__Supplied text__:
NARRATOR: Since the Americas had existed in isolation since the Ice Age, those first European explorers who began coming in 1992 initiated a cultural exchange that would have profound repercussions for both sides. The Indians would be brought to the brink of extinction. The Europeans would benefit enormously from an introduction to Indian crops and animals.

- The American plants have a tremendous impact on the old world because they're so much more productive than the plants on which the old world relied. So what they called maize, what we call corn really transformed cuisines all over Europe and Africa and even into China. And sweet potatoes spread into Asia almost immediately. Other kinds of foods like tomatoes, peppers, it transformed food ways and populations because it made it possible to sustain much larger populations.

NARRATOR: In return, the Europeans unintentionally carried over smallpox, yellow fever, malaria, and influenza, diseases that would nearly wipe out Indian populations throughout the Americas.

- Diseases that were endemic in the entire rest of the world were unknown here, and that's why the epidemics of diseases brought by Europeans were so devastating to the Indians. And even the common cold or flu could destroy whole villages.

NARRATOR: The result was a massive reduction in the Indian population over a relatively short period of time.

- We actually don't know the size of the population here before the Europeans came because so much of this happened before settlement. It happened from the earliest contacts. But many demographers have estimated populations were 90% smaller at the end of the first century of contact than they were at the beginning. So the impact was tremendous.

__Work order A__: Repeat the passage of the transcript from "NARRATOR: In return, the" to "impact was tremendous." word for word.
__Work order B__:
Answer these questions from the transcript:
(i) Which four diseases did the Europeans unintentionally carry over?
(ii) Into what region did sweet potatoes spread almost immediately?
(iii) By what percentage smaller have many demographers estimated populations were at the end of the first century of contact?

__Record extracts__:
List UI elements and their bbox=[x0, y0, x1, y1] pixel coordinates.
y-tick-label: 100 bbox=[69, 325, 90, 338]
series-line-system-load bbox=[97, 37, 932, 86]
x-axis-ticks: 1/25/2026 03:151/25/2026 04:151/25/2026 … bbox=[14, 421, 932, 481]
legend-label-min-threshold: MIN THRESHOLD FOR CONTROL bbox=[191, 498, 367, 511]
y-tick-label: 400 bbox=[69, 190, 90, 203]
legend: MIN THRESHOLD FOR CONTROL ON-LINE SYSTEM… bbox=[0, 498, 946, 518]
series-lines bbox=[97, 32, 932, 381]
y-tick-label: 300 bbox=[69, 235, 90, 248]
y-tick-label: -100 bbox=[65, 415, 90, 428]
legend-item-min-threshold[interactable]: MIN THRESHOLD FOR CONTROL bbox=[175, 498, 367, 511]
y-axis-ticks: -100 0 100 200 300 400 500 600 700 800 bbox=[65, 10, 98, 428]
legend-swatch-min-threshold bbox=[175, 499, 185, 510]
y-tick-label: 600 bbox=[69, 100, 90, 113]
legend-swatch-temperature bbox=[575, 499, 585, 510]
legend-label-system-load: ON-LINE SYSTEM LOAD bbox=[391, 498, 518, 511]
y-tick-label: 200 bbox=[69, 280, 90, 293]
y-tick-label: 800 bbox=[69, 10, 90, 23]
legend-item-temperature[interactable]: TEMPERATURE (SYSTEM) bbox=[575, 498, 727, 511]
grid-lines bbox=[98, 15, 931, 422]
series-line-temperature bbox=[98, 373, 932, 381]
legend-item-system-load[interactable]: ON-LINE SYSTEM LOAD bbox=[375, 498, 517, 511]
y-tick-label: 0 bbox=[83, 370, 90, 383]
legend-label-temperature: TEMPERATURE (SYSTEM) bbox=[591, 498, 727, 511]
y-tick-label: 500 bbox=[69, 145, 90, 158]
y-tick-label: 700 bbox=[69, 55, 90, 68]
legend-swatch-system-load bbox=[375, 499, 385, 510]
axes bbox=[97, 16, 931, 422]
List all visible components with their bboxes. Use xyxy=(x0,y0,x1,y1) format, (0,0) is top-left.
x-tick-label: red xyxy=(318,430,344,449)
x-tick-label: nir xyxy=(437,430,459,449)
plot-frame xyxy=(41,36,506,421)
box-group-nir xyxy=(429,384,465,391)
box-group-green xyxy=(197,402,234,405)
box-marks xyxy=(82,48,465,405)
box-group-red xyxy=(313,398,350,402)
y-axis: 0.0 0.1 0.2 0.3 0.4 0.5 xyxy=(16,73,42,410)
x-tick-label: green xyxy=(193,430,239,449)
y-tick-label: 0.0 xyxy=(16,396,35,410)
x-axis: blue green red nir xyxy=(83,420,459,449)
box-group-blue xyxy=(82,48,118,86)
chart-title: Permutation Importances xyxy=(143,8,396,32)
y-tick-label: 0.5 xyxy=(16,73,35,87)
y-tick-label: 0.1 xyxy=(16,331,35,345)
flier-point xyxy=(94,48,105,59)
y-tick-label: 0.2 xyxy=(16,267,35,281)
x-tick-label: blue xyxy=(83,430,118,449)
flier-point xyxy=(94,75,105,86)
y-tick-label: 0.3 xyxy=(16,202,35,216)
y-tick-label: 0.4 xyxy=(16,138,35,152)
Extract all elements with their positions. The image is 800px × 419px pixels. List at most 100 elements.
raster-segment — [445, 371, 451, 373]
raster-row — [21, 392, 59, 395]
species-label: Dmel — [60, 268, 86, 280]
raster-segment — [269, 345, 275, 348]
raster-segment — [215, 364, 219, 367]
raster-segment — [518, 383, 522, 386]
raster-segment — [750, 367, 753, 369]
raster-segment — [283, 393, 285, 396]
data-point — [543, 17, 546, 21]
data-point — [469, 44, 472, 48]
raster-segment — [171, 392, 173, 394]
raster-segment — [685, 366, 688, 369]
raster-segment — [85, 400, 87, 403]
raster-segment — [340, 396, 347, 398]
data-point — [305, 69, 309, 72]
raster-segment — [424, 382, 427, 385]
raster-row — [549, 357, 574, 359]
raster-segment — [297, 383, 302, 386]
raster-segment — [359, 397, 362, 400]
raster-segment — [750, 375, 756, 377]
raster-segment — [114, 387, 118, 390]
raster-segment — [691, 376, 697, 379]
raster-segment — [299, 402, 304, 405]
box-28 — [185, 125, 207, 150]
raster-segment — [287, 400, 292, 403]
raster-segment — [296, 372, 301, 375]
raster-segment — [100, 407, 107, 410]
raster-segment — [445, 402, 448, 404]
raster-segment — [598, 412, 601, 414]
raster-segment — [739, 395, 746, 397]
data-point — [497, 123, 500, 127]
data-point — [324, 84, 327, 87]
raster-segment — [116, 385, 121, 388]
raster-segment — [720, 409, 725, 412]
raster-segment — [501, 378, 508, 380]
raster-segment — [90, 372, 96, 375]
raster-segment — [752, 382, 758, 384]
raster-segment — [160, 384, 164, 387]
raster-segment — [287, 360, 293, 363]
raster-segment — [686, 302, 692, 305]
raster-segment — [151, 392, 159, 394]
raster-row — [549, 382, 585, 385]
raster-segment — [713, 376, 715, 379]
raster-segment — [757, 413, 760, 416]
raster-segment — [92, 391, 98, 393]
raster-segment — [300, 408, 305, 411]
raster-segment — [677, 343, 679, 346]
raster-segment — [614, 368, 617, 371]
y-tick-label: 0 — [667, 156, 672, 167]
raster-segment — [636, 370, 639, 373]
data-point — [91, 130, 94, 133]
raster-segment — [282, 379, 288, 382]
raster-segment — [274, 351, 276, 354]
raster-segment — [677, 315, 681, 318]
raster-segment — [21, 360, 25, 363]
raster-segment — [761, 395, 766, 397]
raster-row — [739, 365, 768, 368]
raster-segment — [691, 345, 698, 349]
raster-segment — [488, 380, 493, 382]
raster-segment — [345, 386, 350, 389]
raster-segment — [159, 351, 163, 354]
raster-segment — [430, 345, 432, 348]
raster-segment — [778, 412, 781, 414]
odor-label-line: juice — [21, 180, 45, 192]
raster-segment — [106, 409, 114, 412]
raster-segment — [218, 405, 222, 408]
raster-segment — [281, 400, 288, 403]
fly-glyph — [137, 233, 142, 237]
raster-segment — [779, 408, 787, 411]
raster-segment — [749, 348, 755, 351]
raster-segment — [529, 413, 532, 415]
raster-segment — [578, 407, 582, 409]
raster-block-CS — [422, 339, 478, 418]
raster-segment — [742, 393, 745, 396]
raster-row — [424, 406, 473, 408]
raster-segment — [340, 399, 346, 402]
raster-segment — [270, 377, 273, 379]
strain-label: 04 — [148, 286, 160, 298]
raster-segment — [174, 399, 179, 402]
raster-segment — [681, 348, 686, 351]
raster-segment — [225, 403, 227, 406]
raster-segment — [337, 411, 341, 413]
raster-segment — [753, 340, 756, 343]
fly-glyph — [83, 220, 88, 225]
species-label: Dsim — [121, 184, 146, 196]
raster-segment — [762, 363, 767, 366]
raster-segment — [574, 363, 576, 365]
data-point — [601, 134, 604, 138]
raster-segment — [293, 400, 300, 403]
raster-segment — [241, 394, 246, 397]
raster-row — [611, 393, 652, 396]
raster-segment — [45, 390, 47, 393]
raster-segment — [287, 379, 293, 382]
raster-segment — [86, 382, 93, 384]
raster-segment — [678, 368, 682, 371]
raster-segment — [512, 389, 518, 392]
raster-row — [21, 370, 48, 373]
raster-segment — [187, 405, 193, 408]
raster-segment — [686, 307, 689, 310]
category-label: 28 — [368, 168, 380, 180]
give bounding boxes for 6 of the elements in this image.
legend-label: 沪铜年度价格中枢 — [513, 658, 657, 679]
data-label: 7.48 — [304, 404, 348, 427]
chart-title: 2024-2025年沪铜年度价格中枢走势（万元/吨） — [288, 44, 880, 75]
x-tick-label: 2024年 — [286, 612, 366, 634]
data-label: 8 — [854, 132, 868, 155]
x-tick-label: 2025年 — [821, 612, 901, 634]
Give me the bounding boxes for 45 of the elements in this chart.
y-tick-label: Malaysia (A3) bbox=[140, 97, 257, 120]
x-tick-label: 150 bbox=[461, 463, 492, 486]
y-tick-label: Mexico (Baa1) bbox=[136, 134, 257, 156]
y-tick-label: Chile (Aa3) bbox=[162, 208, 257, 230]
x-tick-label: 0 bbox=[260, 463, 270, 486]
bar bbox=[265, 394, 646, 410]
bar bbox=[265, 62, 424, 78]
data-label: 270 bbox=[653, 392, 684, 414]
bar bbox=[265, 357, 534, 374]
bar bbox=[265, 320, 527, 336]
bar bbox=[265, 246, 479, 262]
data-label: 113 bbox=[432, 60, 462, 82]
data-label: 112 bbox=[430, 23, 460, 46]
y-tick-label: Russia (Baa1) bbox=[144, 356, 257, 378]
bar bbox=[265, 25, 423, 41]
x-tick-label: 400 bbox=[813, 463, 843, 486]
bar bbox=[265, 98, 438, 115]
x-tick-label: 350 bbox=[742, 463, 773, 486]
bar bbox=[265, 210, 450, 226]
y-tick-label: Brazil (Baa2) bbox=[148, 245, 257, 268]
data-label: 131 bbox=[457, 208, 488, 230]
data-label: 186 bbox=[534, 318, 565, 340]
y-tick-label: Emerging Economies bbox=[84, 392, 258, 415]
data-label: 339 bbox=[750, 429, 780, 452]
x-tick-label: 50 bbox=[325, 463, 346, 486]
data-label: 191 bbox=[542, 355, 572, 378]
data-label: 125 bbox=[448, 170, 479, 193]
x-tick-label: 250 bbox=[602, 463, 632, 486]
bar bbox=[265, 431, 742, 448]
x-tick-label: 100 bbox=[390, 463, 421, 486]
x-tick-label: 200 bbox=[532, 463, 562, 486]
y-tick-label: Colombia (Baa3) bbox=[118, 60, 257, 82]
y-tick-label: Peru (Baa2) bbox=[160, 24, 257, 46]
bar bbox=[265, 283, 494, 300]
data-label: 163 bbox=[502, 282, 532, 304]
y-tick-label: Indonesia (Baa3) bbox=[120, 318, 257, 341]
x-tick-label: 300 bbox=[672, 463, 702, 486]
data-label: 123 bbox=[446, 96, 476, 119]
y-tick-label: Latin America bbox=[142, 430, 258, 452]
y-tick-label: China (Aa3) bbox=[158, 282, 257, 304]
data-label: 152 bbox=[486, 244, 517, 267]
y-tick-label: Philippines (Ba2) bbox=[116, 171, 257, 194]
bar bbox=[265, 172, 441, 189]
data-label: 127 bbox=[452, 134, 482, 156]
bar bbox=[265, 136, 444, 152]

__Task result A__:
NARRATOR: In return, the Europeans unintentionally carried over smallpox, yellow fever, malaria, and influenza, diseases that would nearly wipe out Indian populations throughout the Americas.

- Diseases that were endemic in the entire rest of the world were unknown here, and that's why the epidemics of diseases brought by Europeans were so devastating to the Indians. And even the common cold or flu could destroy whole villages.

NARRATOR: The result was a massive reduction in the Indian population over a relatively short period of time.

- We actually don't know the size of the population here before the Europeans came because so much of this happened before settlement. It happened from the earliest contacts. But many demographers have estimated populations were 90% smaller at the end of the first century of contact than they were at the beginning. So the impact was tremendous.

__Task result B__:
(i) Smallpox, yellow fever, malaria, and influenza.
(ii) Asia.
(iii) 90%.